=== Job ===
Leave the pictures out and transcribe every record exactly.

[Lines of data]
.....

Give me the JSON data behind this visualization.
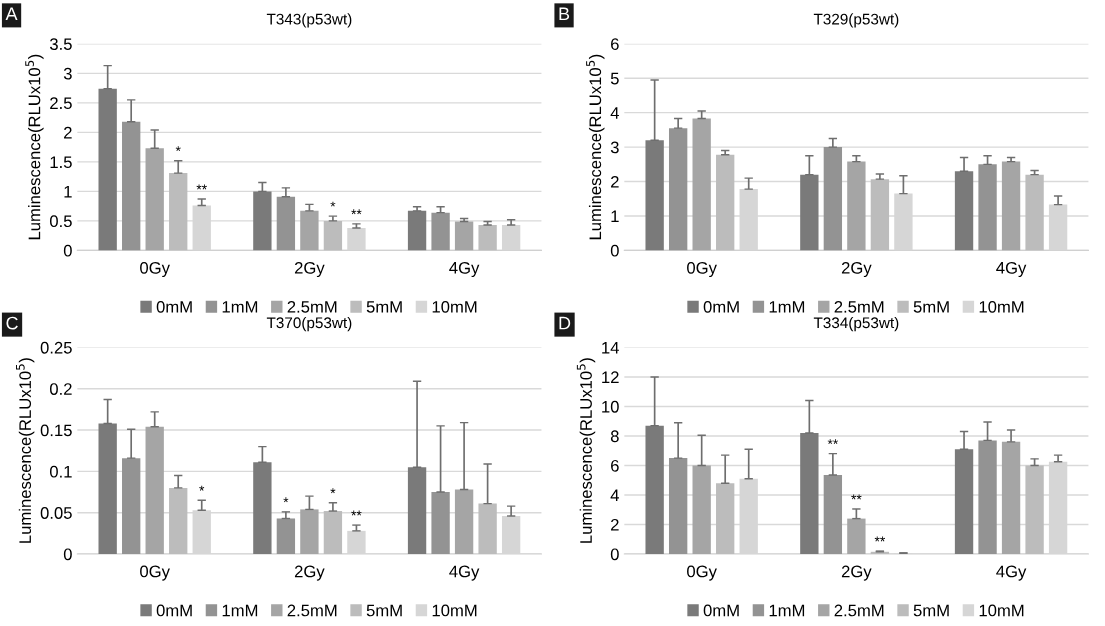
{
  "chart_data": [
    {
      "type": "bar",
      "title": "T343(p53wt)",
      "ylabel": "Luminescence(RLUx10$^{5}$)",
      "annotations": [
        "A"
      ],
      "categories": [
        "0Gy",
        "2Gy",
        "4Gy"
      ],
      "ylim": [
        0,
        3.5
      ],
      "yticks": [
        0,
        0.5,
        1,
        1.5,
        2,
        2.5,
        3,
        3.5
      ],
      "grid": "y",
      "legend": "bottom",
      "series": [
        {
          "name": "0mM",
          "color": "#7a7a7a",
          "values": [
            2.74,
            1.0,
            0.67
          ],
          "errors": [
            [
              2.74,
              3.13
            ],
            [
              1.0,
              1.15
            ],
            [
              0.67,
              0.74
            ]
          ]
        },
        {
          "name": "1mM",
          "color": "#939393",
          "values": [
            2.18,
            0.91,
            0.64
          ],
          "errors": [
            [
              2.18,
              2.55
            ],
            [
              0.91,
              1.06
            ],
            [
              0.64,
              0.74
            ]
          ]
        },
        {
          "name": "2.5mM",
          "color": "#a5a5a5",
          "values": [
            1.73,
            0.67,
            0.49
          ],
          "errors": [
            [
              1.73,
              2.04
            ],
            [
              0.67,
              0.78
            ],
            [
              0.49,
              0.54
            ]
          ]
        },
        {
          "name": "5mM",
          "color": "#bcbcbc",
          "values": [
            1.31,
            0.5,
            0.43
          ],
          "errors": [
            [
              1.31,
              1.52
            ],
            [
              0.5,
              0.58
            ],
            [
              0.43,
              0.49
            ]
          ],
          "value_labels": [
            "*",
            "*",
            null
          ]
        },
        {
          "name": "10mM",
          "color": "#d6d6d6",
          "values": [
            0.76,
            0.38,
            0.43
          ],
          "errors": [
            [
              0.76,
              0.87
            ],
            [
              0.38,
              0.45
            ],
            [
              0.43,
              0.52
            ]
          ],
          "value_labels": [
            "**",
            "**",
            null
          ]
        }
      ]
    },
    {
      "type": "bar",
      "title": "T329(p53wt)",
      "ylabel": "Luminescence(RLUx10$^{5}$)",
      "annotations": [
        "B"
      ],
      "categories": [
        "0Gy",
        "2Gy",
        "4Gy"
      ],
      "ylim": [
        0,
        6
      ],
      "yticks": [
        0,
        1,
        2,
        3,
        4,
        5,
        6
      ],
      "grid": "y",
      "legend": "bottom",
      "series": [
        {
          "name": "0mM",
          "color": "#7a7a7a",
          "values": [
            3.2,
            2.2,
            2.3
          ],
          "errors": [
            [
              3.2,
              4.95
            ],
            [
              2.2,
              2.75
            ],
            [
              2.3,
              2.7
            ]
          ]
        },
        {
          "name": "1mM",
          "color": "#939393",
          "values": [
            3.55,
            3.0,
            2.5
          ],
          "errors": [
            [
              3.55,
              3.83
            ],
            [
              3.0,
              3.25
            ],
            [
              2.5,
              2.75
            ]
          ]
        },
        {
          "name": "2.5mM",
          "color": "#a5a5a5",
          "values": [
            3.83,
            2.58,
            2.58
          ],
          "errors": [
            [
              3.83,
              4.05
            ],
            [
              2.58,
              2.75
            ],
            [
              2.58,
              2.7
            ]
          ]
        },
        {
          "name": "5mM",
          "color": "#bcbcbc",
          "values": [
            2.78,
            2.07,
            2.2
          ],
          "errors": [
            [
              2.78,
              2.9
            ],
            [
              2.07,
              2.22
            ],
            [
              2.2,
              2.32
            ]
          ]
        },
        {
          "name": "10mM",
          "color": "#d6d6d6",
          "values": [
            1.78,
            1.65,
            1.33
          ],
          "errors": [
            [
              1.78,
              2.1
            ],
            [
              1.65,
              2.17
            ],
            [
              1.33,
              1.58
            ]
          ]
        }
      ]
    },
    {
      "type": "bar",
      "title": "T370(p53wt)",
      "ylabel": "Luminescence(RLUx10$^{5}$)",
      "annotations": [
        "C"
      ],
      "categories": [
        "0Gy",
        "2Gy",
        "4Gy"
      ],
      "ylim": [
        0,
        0.25
      ],
      "yticks": [
        0,
        0.05,
        0.1,
        0.15,
        0.2,
        0.25
      ],
      "grid": "y",
      "legend": "bottom",
      "series": [
        {
          "name": "0mM",
          "color": "#7a7a7a",
          "values": [
            0.158,
            0.111,
            0.105
          ],
          "errors": [
            [
              0.158,
              0.187
            ],
            [
              0.111,
              0.13
            ],
            [
              0.105,
              0.209
            ]
          ]
        },
        {
          "name": "1mM",
          "color": "#939393",
          "values": [
            0.116,
            0.043,
            0.075
          ],
          "errors": [
            [
              0.116,
              0.151
            ],
            [
              0.043,
              0.051
            ],
            [
              0.075,
              0.155
            ]
          ],
          "value_labels": [
            null,
            "*",
            null
          ]
        },
        {
          "name": "2.5mM",
          "color": "#a5a5a5",
          "values": [
            0.154,
            0.054,
            0.078
          ],
          "errors": [
            [
              0.154,
              0.172
            ],
            [
              0.054,
              0.07
            ],
            [
              0.078,
              0.159
            ]
          ]
        },
        {
          "name": "5mM",
          "color": "#bcbcbc",
          "values": [
            0.08,
            0.052,
            0.061
          ],
          "errors": [
            [
              0.08,
              0.095
            ],
            [
              0.052,
              0.062
            ],
            [
              0.061,
              0.109
            ]
          ],
          "value_labels": [
            null,
            "*",
            null
          ]
        },
        {
          "name": "10mM",
          "color": "#d6d6d6",
          "values": [
            0.053,
            0.028,
            0.046
          ],
          "errors": [
            [
              0.053,
              0.065
            ],
            [
              0.028,
              0.035
            ],
            [
              0.046,
              0.058
            ]
          ],
          "value_labels": [
            "*",
            "**",
            null
          ]
        }
      ]
    },
    {
      "type": "bar",
      "title": "T334(p53wt)",
      "ylabel": "Luminescence(RLUx10$^{5}$)",
      "annotations": [
        "D"
      ],
      "categories": [
        "0Gy",
        "2Gy",
        "4Gy"
      ],
      "ylim": [
        0,
        14
      ],
      "yticks": [
        0,
        2,
        4,
        6,
        8,
        10,
        12,
        14
      ],
      "grid": "y",
      "legend": "bottom",
      "series": [
        {
          "name": "0mM",
          "color": "#7a7a7a",
          "values": [
            8.7,
            8.2,
            7.1
          ],
          "errors": [
            [
              8.7,
              12.0
            ],
            [
              8.2,
              10.4
            ],
            [
              7.1,
              8.3
            ]
          ]
        },
        {
          "name": "1mM",
          "color": "#939393",
          "values": [
            6.5,
            5.35,
            7.7
          ],
          "errors": [
            [
              6.5,
              8.9
            ],
            [
              5.35,
              6.8
            ],
            [
              7.7,
              8.95
            ]
          ],
          "value_labels": [
            null,
            "**",
            null
          ]
        },
        {
          "name": "2.5mM",
          "color": "#a5a5a5",
          "values": [
            6.0,
            2.4,
            7.6
          ],
          "errors": [
            [
              6.0,
              8.05
            ],
            [
              2.4,
              3.05
            ],
            [
              7.6,
              8.4
            ]
          ],
          "value_labels": [
            null,
            "**",
            null
          ]
        },
        {
          "name": "5mM",
          "color": "#bcbcbc",
          "values": [
            4.8,
            0.15,
            6.0
          ],
          "errors": [
            [
              4.8,
              6.7
            ],
            [
              0.15,
              0.2
            ],
            [
              6.0,
              6.45
            ]
          ],
          "value_labels": [
            null,
            "**",
            null
          ]
        },
        {
          "name": "10mM",
          "color": "#d6d6d6",
          "values": [
            5.1,
            0.05,
            6.25
          ],
          "errors": [
            [
              5.1,
              7.1
            ],
            [
              0.05,
              0.08
            ],
            [
              6.25,
              6.7
            ]
          ]
        }
      ]
    }
  ]
}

.....

=== Answer to the exercise ===
Give me the JSON data behind this visualization.
{
  "chart_data": [
    {
      "type": "bar",
      "title": "T343(p53wt)",
      "ylabel": "Luminescence(RLUx10$^{5}$)",
      "annotations": [
        "A"
      ],
      "categories": [
        "0Gy",
        "2Gy",
        "4Gy"
      ],
      "ylim": [
        0,
        3.5
      ],
      "yticks": [
        0,
        0.5,
        1,
        1.5,
        2,
        2.5,
        3,
        3.5
      ],
      "grid": "y",
      "legend": "bottom",
      "series": [
        {
          "name": "0mM",
          "color": "#7a7a7a",
          "values": [
            2.74,
            1.0,
            0.67
          ],
          "errors": [
            [
              2.74,
              3.13
            ],
            [
              1.0,
              1.15
            ],
            [
              0.67,
              0.74
            ]
          ]
        },
        {
          "name": "1mM",
          "color": "#939393",
          "values": [
            2.18,
            0.91,
            0.64
          ],
          "errors": [
            [
              2.18,
              2.55
            ],
            [
              0.91,
              1.06
            ],
            [
              0.64,
              0.74
            ]
          ]
        },
        {
          "name": "2.5mM",
          "color": "#a5a5a5",
          "values": [
            1.73,
            0.67,
            0.49
          ],
          "errors": [
            [
              1.73,
              2.04
            ],
            [
              0.67,
              0.78
            ],
            [
              0.49,
              0.54
            ]
          ]
        },
        {
          "name": "5mM",
          "color": "#bcbcbc",
          "values": [
            1.31,
            0.5,
            0.43
          ],
          "errors": [
            [
              1.31,
              1.52
            ],
            [
              0.5,
              0.58
            ],
            [
              0.43,
              0.49
            ]
          ],
          "value_labels": [
            "*",
            "*",
            null
          ]
        },
        {
          "name": "10mM",
          "color": "#d6d6d6",
          "values": [
            0.76,
            0.38,
            0.43
          ],
          "errors": [
            [
              0.76,
              0.87
            ],
            [
              0.38,
              0.45
            ],
            [
              0.43,
              0.52
            ]
          ],
          "value_labels": [
            "**",
            "**",
            null
          ]
        }
      ]
    },
    {
      "type": "bar",
      "title": "T329(p53wt)",
      "ylabel": "Luminescence(RLUx10$^{5}$)",
      "annotations": [
        "B"
      ],
      "categories": [
        "0Gy",
        "2Gy",
        "4Gy"
      ],
      "ylim": [
        0,
        6
      ],
      "yticks": [
        0,
        1,
        2,
        3,
        4,
        5,
        6
      ],
      "grid": "y",
      "legend": "bottom",
      "series": [
        {
          "name": "0mM",
          "color": "#7a7a7a",
          "values": [
            3.2,
            2.2,
            2.3
          ],
          "errors": [
            [
              3.2,
              4.95
            ],
            [
              2.2,
              2.75
            ],
            [
              2.3,
              2.7
            ]
          ]
        },
        {
          "name": "1mM",
          "color": "#939393",
          "values": [
            3.55,
            3.0,
            2.5
          ],
          "errors": [
            [
              3.55,
              3.83
            ],
            [
              3.0,
              3.25
            ],
            [
              2.5,
              2.75
            ]
          ]
        },
        {
          "name": "2.5mM",
          "color": "#a5a5a5",
          "values": [
            3.83,
            2.58,
            2.58
          ],
          "errors": [
            [
              3.83,
              4.05
            ],
            [
              2.58,
              2.75
            ],
            [
              2.58,
              2.7
            ]
          ]
        },
        {
          "name": "5mM",
          "color": "#bcbcbc",
          "values": [
            2.78,
            2.07,
            2.2
          ],
          "errors": [
            [
              2.78,
              2.9
            ],
            [
              2.07,
              2.22
            ],
            [
              2.2,
              2.32
            ]
          ]
        },
        {
          "name": "10mM",
          "color": "#d6d6d6",
          "values": [
            1.78,
            1.65,
            1.33
          ],
          "errors": [
            [
              1.78,
              2.1
            ],
            [
              1.65,
              2.17
            ],
            [
              1.33,
              1.58
            ]
          ]
        }
      ]
    },
    {
      "type": "bar",
      "title": "T370(p53wt)",
      "ylabel": "Luminescence(RLUx10$^{5}$)",
      "annotations": [
        "C"
      ],
      "categories": [
        "0Gy",
        "2Gy",
        "4Gy"
      ],
      "ylim": [
        0,
        0.25
      ],
      "yticks": [
        0,
        0.05,
        0.1,
        0.15,
        0.2,
        0.25
      ],
      "grid": "y",
      "legend": "bottom",
      "series": [
        {
          "name": "0mM",
          "color": "#7a7a7a",
          "values": [
            0.158,
            0.111,
            0.105
          ],
          "errors": [
            [
              0.158,
              0.187
            ],
            [
              0.111,
              0.13
            ],
            [
              0.105,
              0.209
            ]
          ]
        },
        {
          "name": "1mM",
          "color": "#939393",
          "values": [
            0.116,
            0.043,
            0.075
          ],
          "errors": [
            [
              0.116,
              0.151
            ],
            [
              0.043,
              0.051
            ],
            [
              0.075,
              0.155
            ]
          ],
          "value_labels": [
            null,
            "*",
            null
          ]
        },
        {
          "name": "2.5mM",
          "color": "#a5a5a5",
          "values": [
            0.154,
            0.054,
            0.078
          ],
          "errors": [
            [
              0.154,
              0.172
            ],
            [
              0.054,
              0.07
            ],
            [
              0.078,
              0.159
            ]
          ]
        },
        {
          "name": "5mM",
          "color": "#bcbcbc",
          "values": [
            0.08,
            0.052,
            0.061
          ],
          "errors": [
            [
              0.08,
              0.095
            ],
            [
              0.052,
              0.062
            ],
            [
              0.061,
              0.109
            ]
          ],
          "value_labels": [
            null,
            "*",
            null
          ]
        },
        {
          "name": "10mM",
          "color": "#d6d6d6",
          "values": [
            0.053,
            0.028,
            0.046
          ],
          "errors": [
            [
              0.053,
              0.065
            ],
            [
              0.028,
              0.035
            ],
            [
              0.046,
              0.058
            ]
          ],
          "value_labels": [
            "*",
            "**",
            null
          ]
        }
      ]
    },
    {
      "type": "bar",
      "title": "T334(p53wt)",
      "ylabel": "Luminescence(RLUx10$^{5}$)",
      "annotations": [
        "D"
      ],
      "categories": [
        "0Gy",
        "2Gy",
        "4Gy"
      ],
      "ylim": [
        0,
        14
      ],
      "yticks": [
        0,
        2,
        4,
        6,
        8,
        10,
        12,
        14
      ],
      "grid": "y",
      "legend": "bottom",
      "series": [
        {
          "name": "0mM",
          "color": "#7a7a7a",
          "values": [
            8.7,
            8.2,
            7.1
          ],
          "errors": [
            [
              8.7,
              12.0
            ],
            [
              8.2,
              10.4
            ],
            [
              7.1,
              8.3
            ]
          ]
        },
        {
          "name": "1mM",
          "color": "#939393",
          "values": [
            6.5,
            5.35,
            7.7
          ],
          "errors": [
            [
              6.5,
              8.9
            ],
            [
              5.35,
              6.8
            ],
            [
              7.7,
              8.95
            ]
          ],
          "value_labels": [
            null,
            "**",
            null
          ]
        },
        {
          "name": "2.5mM",
          "color": "#a5a5a5",
          "values": [
            6.0,
            2.4,
            7.6
          ],
          "errors": [
            [
              6.0,
              8.05
            ],
            [
              2.4,
              3.05
            ],
            [
              7.6,
              8.4
            ]
          ],
          "value_labels": [
            null,
            "**",
            null
          ]
        },
        {
          "name": "5mM",
          "color": "#bcbcbc",
          "values": [
            4.8,
            0.15,
            6.0
          ],
          "errors": [
            [
              4.8,
              6.7
            ],
            [
              0.15,
              0.2
            ],
            [
              6.0,
              6.45
            ]
          ],
          "value_labels": [
            null,
            "**",
            null
          ]
        },
        {
          "name": "10mM",
          "color": "#d6d6d6",
          "values": [
            5.1,
            0.05,
            6.25
          ],
          "errors": [
            [
              5.1,
              7.1
            ],
            [
              0.05,
              0.08
            ],
            [
              6.25,
              6.7
            ]
          ]
        }
      ]
    }
  ]
}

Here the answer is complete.